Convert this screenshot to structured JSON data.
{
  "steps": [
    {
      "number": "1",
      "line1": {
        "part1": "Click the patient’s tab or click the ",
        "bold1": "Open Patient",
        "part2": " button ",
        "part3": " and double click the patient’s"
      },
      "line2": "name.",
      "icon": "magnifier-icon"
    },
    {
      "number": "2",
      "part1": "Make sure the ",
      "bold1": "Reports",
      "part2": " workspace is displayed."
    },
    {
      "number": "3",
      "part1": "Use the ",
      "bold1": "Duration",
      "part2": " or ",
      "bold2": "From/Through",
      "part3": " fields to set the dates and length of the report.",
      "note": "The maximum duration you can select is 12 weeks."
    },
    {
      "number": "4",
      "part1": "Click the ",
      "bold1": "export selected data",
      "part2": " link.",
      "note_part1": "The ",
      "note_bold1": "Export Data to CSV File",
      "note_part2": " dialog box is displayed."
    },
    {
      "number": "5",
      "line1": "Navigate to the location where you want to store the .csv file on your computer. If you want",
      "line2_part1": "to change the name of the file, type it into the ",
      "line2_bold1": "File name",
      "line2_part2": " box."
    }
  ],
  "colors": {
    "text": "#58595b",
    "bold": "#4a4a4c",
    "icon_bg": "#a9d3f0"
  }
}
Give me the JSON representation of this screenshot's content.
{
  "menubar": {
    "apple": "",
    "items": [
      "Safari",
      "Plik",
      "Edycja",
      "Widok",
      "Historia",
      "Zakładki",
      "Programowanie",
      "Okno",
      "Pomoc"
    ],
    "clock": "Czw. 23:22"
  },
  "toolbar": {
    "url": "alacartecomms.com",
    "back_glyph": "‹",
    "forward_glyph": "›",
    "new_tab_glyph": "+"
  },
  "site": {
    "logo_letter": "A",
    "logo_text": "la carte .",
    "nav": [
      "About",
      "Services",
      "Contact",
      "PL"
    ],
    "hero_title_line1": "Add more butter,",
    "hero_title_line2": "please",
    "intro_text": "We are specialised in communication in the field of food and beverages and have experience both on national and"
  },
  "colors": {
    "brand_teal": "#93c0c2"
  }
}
::::::::
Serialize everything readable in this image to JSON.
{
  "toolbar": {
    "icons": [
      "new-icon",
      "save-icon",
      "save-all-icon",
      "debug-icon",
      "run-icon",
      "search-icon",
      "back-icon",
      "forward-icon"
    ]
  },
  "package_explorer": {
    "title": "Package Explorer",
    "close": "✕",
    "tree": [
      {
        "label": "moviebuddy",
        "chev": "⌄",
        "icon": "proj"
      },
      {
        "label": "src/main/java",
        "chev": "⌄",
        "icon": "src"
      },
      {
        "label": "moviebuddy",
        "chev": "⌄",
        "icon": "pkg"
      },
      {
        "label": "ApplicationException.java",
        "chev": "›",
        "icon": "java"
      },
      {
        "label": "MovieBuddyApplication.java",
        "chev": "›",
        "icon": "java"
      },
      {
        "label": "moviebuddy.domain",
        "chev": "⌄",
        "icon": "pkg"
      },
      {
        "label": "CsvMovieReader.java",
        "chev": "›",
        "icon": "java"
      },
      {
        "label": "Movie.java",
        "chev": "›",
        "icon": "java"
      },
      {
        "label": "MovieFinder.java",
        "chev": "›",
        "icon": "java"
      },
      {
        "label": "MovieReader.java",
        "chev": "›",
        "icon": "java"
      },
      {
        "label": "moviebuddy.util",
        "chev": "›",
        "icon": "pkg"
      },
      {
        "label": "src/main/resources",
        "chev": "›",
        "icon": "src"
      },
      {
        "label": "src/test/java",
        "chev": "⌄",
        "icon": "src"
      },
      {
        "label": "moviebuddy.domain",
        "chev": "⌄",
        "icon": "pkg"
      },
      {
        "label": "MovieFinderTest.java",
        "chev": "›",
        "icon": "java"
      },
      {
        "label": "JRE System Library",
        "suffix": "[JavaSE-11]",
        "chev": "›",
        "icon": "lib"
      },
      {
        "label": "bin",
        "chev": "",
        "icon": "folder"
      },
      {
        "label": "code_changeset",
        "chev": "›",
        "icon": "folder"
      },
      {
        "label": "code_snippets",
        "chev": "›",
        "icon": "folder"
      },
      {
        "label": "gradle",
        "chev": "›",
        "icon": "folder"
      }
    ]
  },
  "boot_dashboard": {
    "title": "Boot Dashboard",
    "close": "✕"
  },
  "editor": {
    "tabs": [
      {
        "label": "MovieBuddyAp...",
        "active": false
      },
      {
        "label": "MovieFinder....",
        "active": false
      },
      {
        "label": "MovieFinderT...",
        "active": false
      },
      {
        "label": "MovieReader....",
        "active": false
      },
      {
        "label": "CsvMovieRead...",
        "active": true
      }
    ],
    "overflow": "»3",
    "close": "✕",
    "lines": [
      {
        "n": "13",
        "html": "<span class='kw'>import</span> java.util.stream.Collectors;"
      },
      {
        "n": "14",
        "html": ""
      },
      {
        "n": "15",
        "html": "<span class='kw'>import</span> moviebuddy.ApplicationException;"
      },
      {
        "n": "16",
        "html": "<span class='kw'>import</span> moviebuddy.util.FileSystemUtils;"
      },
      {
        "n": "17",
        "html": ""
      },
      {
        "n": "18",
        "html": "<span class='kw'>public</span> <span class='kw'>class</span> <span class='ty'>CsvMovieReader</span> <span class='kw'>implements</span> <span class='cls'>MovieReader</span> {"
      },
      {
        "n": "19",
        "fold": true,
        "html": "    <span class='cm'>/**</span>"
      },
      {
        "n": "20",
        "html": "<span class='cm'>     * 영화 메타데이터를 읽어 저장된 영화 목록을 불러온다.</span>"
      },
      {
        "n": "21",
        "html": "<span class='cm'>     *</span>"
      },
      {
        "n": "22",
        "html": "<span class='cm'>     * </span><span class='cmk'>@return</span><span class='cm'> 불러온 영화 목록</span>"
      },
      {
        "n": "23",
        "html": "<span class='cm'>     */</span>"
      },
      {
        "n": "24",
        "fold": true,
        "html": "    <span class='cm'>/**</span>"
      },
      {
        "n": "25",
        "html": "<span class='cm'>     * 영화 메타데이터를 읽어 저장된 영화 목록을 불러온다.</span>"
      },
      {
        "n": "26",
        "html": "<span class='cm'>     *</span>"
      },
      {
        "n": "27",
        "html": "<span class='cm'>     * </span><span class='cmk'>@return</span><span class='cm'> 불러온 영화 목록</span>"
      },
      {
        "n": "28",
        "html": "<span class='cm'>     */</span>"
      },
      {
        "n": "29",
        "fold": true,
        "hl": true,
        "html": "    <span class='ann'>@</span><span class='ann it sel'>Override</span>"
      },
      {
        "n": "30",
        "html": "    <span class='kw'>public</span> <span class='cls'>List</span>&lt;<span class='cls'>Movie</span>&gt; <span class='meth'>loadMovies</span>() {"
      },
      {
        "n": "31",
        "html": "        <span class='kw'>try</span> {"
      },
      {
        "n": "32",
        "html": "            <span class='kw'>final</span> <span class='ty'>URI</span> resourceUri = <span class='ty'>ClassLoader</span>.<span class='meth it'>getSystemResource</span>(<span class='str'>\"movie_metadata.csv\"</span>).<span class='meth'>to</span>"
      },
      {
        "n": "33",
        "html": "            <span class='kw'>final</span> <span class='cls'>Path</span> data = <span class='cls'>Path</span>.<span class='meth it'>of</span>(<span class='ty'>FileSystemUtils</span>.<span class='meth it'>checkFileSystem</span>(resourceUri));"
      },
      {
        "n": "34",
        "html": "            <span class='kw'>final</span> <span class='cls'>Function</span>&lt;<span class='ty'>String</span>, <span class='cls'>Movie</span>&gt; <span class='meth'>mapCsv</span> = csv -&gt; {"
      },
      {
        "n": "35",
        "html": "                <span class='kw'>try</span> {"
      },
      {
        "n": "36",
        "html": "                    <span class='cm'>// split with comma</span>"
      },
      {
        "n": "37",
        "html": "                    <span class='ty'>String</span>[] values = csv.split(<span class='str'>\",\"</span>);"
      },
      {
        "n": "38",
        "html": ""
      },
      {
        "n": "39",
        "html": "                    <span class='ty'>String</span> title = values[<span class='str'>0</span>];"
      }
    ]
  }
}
::::::::
Pull out and copy each line containing the string "FileSystemUtils".

        "html": "<span class='kw'>import</span> moviebuddy.util.FileSystemUtils;"
        "html": "            <span class='kw'>final</span> <span class='cls'>Path</span> data = <span class='cls'>Path</span>.<span class='meth it'>of</span>(<span class='ty'>FileSystemUtils</span>.<span class='meth it'>checkFileSystem</span>(resourceUri));"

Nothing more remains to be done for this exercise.